[Records from a data collection]
========

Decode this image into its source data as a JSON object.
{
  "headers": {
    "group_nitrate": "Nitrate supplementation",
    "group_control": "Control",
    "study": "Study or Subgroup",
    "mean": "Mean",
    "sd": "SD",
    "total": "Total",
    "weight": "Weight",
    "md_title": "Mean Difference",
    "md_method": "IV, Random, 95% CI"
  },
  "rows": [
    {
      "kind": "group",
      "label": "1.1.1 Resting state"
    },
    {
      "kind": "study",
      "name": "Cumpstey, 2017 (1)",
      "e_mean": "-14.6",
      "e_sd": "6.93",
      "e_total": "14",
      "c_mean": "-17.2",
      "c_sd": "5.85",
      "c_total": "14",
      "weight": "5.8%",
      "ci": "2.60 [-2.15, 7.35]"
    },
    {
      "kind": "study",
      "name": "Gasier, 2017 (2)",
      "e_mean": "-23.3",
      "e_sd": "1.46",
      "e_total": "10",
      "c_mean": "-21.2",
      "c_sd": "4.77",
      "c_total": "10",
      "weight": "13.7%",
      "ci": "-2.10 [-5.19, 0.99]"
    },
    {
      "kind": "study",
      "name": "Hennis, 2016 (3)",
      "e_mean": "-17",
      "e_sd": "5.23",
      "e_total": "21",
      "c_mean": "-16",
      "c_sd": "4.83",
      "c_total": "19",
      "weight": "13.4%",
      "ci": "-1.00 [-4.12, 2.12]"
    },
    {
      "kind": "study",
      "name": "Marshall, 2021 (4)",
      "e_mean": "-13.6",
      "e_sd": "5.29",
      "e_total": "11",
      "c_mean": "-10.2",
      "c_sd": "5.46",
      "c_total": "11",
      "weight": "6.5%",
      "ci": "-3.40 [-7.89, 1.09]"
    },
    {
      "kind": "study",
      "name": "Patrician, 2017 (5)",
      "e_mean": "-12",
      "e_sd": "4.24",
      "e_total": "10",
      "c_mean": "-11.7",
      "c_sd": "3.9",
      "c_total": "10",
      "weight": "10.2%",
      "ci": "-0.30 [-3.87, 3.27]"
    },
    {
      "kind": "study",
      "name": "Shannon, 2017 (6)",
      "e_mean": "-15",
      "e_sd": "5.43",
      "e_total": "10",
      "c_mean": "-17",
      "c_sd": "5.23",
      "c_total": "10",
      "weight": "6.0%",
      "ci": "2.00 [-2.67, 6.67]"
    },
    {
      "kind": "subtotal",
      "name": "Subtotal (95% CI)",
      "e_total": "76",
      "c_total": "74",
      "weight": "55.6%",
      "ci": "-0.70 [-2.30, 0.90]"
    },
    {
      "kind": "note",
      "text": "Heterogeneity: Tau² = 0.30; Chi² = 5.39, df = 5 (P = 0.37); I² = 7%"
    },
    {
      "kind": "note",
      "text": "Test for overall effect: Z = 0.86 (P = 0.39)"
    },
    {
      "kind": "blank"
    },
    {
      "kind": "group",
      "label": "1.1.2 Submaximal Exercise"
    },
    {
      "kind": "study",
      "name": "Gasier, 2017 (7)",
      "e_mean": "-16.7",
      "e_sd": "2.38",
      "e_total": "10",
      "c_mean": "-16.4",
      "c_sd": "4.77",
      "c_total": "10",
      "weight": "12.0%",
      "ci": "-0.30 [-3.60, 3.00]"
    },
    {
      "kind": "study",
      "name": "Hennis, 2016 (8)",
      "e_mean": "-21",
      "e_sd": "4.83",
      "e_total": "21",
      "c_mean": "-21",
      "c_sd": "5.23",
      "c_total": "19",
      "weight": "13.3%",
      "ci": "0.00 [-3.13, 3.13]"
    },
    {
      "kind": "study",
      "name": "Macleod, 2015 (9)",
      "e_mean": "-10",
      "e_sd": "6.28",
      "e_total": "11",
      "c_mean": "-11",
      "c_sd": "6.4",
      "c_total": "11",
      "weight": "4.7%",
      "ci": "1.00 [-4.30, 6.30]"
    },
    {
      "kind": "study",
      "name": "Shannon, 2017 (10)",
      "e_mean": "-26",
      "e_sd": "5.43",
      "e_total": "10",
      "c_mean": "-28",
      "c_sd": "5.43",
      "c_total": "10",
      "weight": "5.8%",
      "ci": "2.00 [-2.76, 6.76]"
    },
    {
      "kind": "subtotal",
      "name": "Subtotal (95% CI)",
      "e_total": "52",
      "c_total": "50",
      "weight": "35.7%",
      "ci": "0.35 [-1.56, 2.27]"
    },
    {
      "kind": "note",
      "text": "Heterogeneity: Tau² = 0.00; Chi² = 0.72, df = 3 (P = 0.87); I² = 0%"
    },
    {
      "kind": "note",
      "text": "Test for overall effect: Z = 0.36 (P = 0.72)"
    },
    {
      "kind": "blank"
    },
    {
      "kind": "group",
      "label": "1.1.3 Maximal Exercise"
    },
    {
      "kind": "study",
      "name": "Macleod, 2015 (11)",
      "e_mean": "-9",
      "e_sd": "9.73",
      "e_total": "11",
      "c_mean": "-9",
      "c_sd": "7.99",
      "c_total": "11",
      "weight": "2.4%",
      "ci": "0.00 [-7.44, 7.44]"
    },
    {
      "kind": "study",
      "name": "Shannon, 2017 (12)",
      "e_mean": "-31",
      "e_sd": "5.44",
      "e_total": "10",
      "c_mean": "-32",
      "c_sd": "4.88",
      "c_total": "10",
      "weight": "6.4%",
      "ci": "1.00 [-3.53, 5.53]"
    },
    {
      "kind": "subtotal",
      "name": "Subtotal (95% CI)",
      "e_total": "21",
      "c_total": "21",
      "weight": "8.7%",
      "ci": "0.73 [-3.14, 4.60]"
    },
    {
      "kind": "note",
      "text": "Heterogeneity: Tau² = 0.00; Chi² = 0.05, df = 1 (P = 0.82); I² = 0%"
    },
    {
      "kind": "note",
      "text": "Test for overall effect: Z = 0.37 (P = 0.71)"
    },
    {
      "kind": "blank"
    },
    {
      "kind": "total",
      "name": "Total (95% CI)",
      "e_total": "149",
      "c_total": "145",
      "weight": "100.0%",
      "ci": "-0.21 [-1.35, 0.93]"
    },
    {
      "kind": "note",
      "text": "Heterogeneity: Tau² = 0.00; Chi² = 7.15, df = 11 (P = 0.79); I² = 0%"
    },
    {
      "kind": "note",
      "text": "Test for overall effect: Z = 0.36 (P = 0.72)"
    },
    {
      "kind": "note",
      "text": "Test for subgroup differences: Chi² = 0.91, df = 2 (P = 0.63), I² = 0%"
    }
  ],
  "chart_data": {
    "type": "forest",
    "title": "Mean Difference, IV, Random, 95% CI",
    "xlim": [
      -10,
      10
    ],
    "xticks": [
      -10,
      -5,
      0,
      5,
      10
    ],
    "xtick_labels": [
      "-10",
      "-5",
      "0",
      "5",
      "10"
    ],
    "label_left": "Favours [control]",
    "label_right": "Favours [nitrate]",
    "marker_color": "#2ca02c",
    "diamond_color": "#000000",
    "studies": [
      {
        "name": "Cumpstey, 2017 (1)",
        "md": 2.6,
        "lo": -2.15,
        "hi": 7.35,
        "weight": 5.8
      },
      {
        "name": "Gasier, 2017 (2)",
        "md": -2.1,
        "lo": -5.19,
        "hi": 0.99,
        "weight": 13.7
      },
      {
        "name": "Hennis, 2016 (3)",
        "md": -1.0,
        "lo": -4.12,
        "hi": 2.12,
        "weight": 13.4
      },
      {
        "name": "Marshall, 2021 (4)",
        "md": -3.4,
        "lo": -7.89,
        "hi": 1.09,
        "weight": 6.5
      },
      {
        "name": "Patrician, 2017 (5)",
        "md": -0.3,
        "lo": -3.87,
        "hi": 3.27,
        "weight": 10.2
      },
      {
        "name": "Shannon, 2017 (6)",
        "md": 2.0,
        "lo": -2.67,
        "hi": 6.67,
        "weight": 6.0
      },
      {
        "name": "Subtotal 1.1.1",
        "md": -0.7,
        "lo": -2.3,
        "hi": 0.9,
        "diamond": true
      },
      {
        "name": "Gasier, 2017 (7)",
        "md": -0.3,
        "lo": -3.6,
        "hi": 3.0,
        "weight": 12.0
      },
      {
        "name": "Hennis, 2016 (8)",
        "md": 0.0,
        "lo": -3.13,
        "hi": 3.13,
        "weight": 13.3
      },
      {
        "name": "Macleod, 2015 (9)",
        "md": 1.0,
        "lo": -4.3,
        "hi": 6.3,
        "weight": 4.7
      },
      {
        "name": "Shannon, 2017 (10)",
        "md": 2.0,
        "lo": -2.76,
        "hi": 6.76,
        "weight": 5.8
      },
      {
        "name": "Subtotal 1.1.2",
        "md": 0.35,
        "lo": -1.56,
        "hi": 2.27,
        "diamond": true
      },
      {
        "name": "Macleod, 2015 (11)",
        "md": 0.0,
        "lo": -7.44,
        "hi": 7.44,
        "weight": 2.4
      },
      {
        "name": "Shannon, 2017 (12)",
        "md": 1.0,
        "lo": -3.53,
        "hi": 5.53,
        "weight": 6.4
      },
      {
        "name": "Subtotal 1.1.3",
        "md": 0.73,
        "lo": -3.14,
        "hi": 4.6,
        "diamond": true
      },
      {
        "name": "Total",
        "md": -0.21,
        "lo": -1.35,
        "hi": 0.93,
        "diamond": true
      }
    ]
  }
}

========

• What you are asked to do
Copy out every line from the records that has the word "Exercise".

• Answer below
      "label": "1.1.2 Submaximal Exercise"
      "label": "1.1.3 Maximal Exercise"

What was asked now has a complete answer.